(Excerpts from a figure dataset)

==============================

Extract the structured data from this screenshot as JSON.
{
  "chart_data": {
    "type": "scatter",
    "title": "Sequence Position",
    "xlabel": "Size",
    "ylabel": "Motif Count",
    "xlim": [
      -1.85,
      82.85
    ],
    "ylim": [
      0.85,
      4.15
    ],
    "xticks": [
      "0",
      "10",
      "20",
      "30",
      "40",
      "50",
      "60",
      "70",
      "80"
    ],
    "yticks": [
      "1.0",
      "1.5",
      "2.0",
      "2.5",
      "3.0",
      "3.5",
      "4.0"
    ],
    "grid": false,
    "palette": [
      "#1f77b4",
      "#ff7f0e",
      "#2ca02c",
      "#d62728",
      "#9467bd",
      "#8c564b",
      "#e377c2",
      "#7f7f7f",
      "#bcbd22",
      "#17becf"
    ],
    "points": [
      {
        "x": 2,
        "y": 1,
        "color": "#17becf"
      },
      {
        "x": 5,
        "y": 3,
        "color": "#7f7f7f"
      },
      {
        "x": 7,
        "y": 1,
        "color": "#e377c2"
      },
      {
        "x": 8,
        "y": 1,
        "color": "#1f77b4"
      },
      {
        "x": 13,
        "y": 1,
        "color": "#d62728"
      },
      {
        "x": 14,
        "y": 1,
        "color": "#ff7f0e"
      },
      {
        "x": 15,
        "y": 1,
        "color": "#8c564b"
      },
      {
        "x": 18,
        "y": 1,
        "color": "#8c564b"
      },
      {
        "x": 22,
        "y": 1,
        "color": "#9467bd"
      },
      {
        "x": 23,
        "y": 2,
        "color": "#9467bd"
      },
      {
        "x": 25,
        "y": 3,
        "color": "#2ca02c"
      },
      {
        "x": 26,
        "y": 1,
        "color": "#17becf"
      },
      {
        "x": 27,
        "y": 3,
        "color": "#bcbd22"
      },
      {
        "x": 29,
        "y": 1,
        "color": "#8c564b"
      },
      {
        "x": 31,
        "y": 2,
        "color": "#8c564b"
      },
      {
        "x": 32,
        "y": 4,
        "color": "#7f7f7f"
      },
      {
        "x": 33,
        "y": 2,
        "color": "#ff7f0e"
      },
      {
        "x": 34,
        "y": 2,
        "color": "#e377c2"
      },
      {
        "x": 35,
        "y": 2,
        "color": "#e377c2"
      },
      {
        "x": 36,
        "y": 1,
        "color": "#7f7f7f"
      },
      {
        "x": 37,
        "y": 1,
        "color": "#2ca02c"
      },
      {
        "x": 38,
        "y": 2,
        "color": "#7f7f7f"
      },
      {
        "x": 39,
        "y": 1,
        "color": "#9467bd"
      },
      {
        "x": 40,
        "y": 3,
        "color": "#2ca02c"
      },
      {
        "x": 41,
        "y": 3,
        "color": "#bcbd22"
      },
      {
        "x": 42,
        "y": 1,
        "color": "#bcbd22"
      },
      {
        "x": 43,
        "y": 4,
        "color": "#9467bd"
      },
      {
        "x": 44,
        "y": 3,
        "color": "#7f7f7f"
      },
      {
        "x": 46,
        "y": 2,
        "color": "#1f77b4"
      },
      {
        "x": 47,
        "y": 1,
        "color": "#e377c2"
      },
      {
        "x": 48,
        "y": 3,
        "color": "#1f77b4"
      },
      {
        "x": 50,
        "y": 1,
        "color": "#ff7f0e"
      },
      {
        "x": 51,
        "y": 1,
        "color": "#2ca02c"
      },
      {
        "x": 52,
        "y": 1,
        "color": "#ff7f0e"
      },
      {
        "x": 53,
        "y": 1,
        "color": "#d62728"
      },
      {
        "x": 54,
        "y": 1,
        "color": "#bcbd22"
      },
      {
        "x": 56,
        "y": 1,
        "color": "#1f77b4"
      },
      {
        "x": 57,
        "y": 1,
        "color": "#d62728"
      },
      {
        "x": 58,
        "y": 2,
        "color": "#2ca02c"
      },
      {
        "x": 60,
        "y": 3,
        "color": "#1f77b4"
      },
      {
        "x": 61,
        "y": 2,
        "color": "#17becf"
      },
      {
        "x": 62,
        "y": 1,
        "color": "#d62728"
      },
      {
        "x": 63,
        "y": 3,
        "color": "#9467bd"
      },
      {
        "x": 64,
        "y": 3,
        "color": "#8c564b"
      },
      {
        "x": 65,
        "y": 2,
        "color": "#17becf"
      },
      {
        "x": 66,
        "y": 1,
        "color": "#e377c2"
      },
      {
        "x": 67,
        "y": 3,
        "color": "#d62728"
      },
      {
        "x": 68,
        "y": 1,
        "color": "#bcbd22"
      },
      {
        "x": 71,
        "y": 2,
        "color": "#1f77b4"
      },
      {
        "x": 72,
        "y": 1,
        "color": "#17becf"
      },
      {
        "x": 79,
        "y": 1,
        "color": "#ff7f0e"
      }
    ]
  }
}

==============================

Copy the material above back out, exactly as written.

Result
Extract the structured data from this screenshot as JSON.
{
  "chart_data": {
    "type": "scatter",
    "title": "Sequence Position",
    "xlabel": "Size",
    "ylabel": "Motif Count",
    "xlim": [
      -1.85,
      82.85
    ],
    "ylim": [
      0.85,
      4.15
    ],
    "xticks": [
      "0",
      "10",
      "20",
      "30",
      "40",
      "50",
      "60",
      "70",
      "80"
    ],
    "yticks": [
      "1.0",
      "1.5",
      "2.0",
      "2.5",
      "3.0",
      "3.5",
      "4.0"
    ],
    "grid": false,
    "palette": [
      "#1f77b4",
      "#ff7f0e",
      "#2ca02c",
      "#d62728",
      "#9467bd",
      "#8c564b",
      "#e377c2",
      "#7f7f7f",
      "#bcbd22",
      "#17becf"
    ],
    "points": [
      {
        "x": 2,
        "y": 1,
        "color": "#17becf"
      },
      {
        "x": 5,
        "y": 3,
        "color": "#7f7f7f"
      },
      {
        "x": 7,
        "y": 1,
        "color": "#e377c2"
      },
      {
        "x": 8,
        "y": 1,
        "color": "#1f77b4"
      },
      {
        "x": 13,
        "y": 1,
        "color": "#d62728"
      },
      {
        "x": 14,
        "y": 1,
        "color": "#ff7f0e"
      },
      {
        "x": 15,
        "y": 1,
        "color": "#8c564b"
      },
      {
        "x": 18,
        "y": 1,
        "color": "#8c564b"
      },
      {
        "x": 22,
        "y": 1,
        "color": "#9467bd"
      },
      {
        "x": 23,
        "y": 2,
        "color": "#9467bd"
      },
      {
        "x": 25,
        "y": 3,
        "color": "#2ca02c"
      },
      {
        "x": 26,
        "y": 1,
        "color": "#17becf"
      },
      {
        "x": 27,
        "y": 3,
        "color": "#bcbd22"
      },
      {
        "x": 29,
        "y": 1,
        "color": "#8c564b"
      },
      {
        "x": 31,
        "y": 2,
        "color": "#8c564b"
      },
      {
        "x": 32,
        "y": 4,
        "color": "#7f7f7f"
      },
      {
        "x": 33,
        "y": 2,
        "color": "#ff7f0e"
      },
      {
        "x": 34,
        "y": 2,
        "color": "#e377c2"
      },
      {
        "x": 35,
        "y": 2,
        "color": "#e377c2"
      },
      {
        "x": 36,
        "y": 1,
        "color": "#7f7f7f"
      },
      {
        "x": 37,
        "y": 1,
        "color": "#2ca02c"
      },
      {
        "x": 38,
        "y": 2,
        "color": "#7f7f7f"
      },
      {
        "x": 39,
        "y": 1,
        "color": "#9467bd"
      },
      {
        "x": 40,
        "y": 3,
        "color": "#2ca02c"
      },
      {
        "x": 41,
        "y": 3,
        "color": "#bcbd22"
      },
      {
        "x": 42,
        "y": 1,
        "color": "#bcbd22"
      },
      {
        "x": 43,
        "y": 4,
        "color": "#9467bd"
      },
      {
        "x": 44,
        "y": 3,
        "color": "#7f7f7f"
      },
      {
        "x": 46,
        "y": 2,
        "color": "#1f77b4"
      },
      {
        "x": 47,
        "y": 1,
        "color": "#e377c2"
      },
      {
        "x": 48,
        "y": 3,
        "color": "#1f77b4"
      },
      {
        "x": 50,
        "y": 1,
        "color": "#ff7f0e"
      },
      {
        "x": 51,
        "y": 1,
        "color": "#2ca02c"
      },
      {
        "x": 52,
        "y": 1,
        "color": "#ff7f0e"
      },
      {
        "x": 53,
        "y": 1,
        "color": "#d62728"
      },
      {
        "x": 54,
        "y": 1,
        "color": "#bcbd22"
      },
      {
        "x": 56,
        "y": 1,
        "color": "#1f77b4"
      },
      {
        "x": 57,
        "y": 1,
        "color": "#d62728"
      },
      {
        "x": 58,
        "y": 2,
        "color": "#2ca02c"
      },
      {
        "x": 60,
        "y": 3,
        "color": "#1f77b4"
      },
      {
        "x": 61,
        "y": 2,
        "color": "#17becf"
      },
      {
        "x": 62,
        "y": 1,
        "color": "#d62728"
      },
      {
        "x": 63,
        "y": 3,
        "color": "#9467bd"
      },
      {
        "x": 64,
        "y": 3,
        "color": "#8c564b"
      },
      {
        "x": 65,
        "y": 2,
        "color": "#17becf"
      },
      {
        "x": 66,
        "y": 1,
        "color": "#e377c2"
      },
      {
        "x": 67,
        "y": 3,
        "color": "#d62728"
      },
      {
        "x": 68,
        "y": 1,
        "color": "#bcbd22"
      },
      {
        "x": 71,
        "y": 2,
        "color": "#1f77b4"
      },
      {
        "x": 72,
        "y": 1,
        "color": "#17becf"
      },
      {
        "x": 79,
        "y": 1,
        "color": "#ff7f0e"
      }
    ]
  }
}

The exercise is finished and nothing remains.